▸ **WHAT YOU HAVE TO DO**
Repeat the listing that follows, character for character, minus the pictures.

▸ **RECORDED DATA**
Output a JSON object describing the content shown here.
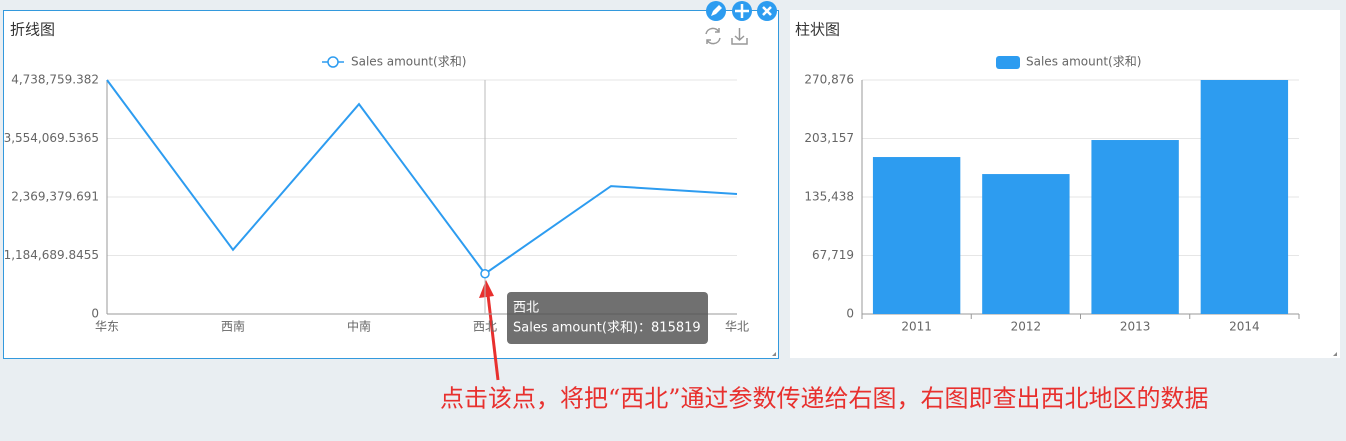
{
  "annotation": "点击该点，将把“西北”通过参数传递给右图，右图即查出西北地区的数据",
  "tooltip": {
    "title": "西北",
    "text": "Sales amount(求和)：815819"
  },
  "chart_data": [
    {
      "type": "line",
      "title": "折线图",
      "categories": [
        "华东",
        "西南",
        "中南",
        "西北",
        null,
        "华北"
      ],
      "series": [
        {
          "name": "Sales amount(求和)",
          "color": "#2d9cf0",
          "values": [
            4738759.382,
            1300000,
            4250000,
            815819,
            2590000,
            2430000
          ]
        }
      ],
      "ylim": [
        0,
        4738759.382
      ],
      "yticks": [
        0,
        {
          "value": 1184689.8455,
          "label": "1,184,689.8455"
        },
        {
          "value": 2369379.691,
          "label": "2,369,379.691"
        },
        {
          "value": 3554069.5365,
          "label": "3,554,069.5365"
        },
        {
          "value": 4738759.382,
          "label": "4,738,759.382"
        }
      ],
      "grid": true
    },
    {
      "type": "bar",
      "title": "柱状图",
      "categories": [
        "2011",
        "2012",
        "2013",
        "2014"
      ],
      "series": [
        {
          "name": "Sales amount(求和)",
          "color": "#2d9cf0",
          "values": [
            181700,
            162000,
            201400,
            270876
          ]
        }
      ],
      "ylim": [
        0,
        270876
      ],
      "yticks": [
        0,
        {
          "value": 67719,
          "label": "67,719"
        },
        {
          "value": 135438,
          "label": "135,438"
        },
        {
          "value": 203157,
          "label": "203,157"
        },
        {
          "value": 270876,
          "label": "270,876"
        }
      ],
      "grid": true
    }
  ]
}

▸ **FULL SOLUTION**
Output a JSON object describing the content shown here.
{
  "annotation": "点击该点，将把“西北”通过参数传递给右图，右图即查出西北地区的数据",
  "tooltip": {
    "title": "西北",
    "text": "Sales amount(求和)：815819"
  },
  "chart_data": [
    {
      "type": "line",
      "title": "折线图",
      "categories": [
        "华东",
        "西南",
        "中南",
        "西北",
        null,
        "华北"
      ],
      "series": [
        {
          "name": "Sales amount(求和)",
          "color": "#2d9cf0",
          "values": [
            4738759.382,
            1300000,
            4250000,
            815819,
            2590000,
            2430000
          ]
        }
      ],
      "ylim": [
        0,
        4738759.382
      ],
      "yticks": [
        0,
        {
          "value": 1184689.8455,
          "label": "1,184,689.8455"
        },
        {
          "value": 2369379.691,
          "label": "2,369,379.691"
        },
        {
          "value": 3554069.5365,
          "label": "3,554,069.5365"
        },
        {
          "value": 4738759.382,
          "label": "4,738,759.382"
        }
      ],
      "grid": true
    },
    {
      "type": "bar",
      "title": "柱状图",
      "categories": [
        "2011",
        "2012",
        "2013",
        "2014"
      ],
      "series": [
        {
          "name": "Sales amount(求和)",
          "color": "#2d9cf0",
          "values": [
            181700,
            162000,
            201400,
            270876
          ]
        }
      ],
      "ylim": [
        0,
        270876
      ],
      "yticks": [
        0,
        {
          "value": 67719,
          "label": "67,719"
        },
        {
          "value": 135438,
          "label": "135,438"
        },
        {
          "value": 203157,
          "label": "203,157"
        },
        {
          "value": 270876,
          "label": "270,876"
        }
      ],
      "grid": true
    }
  ]
}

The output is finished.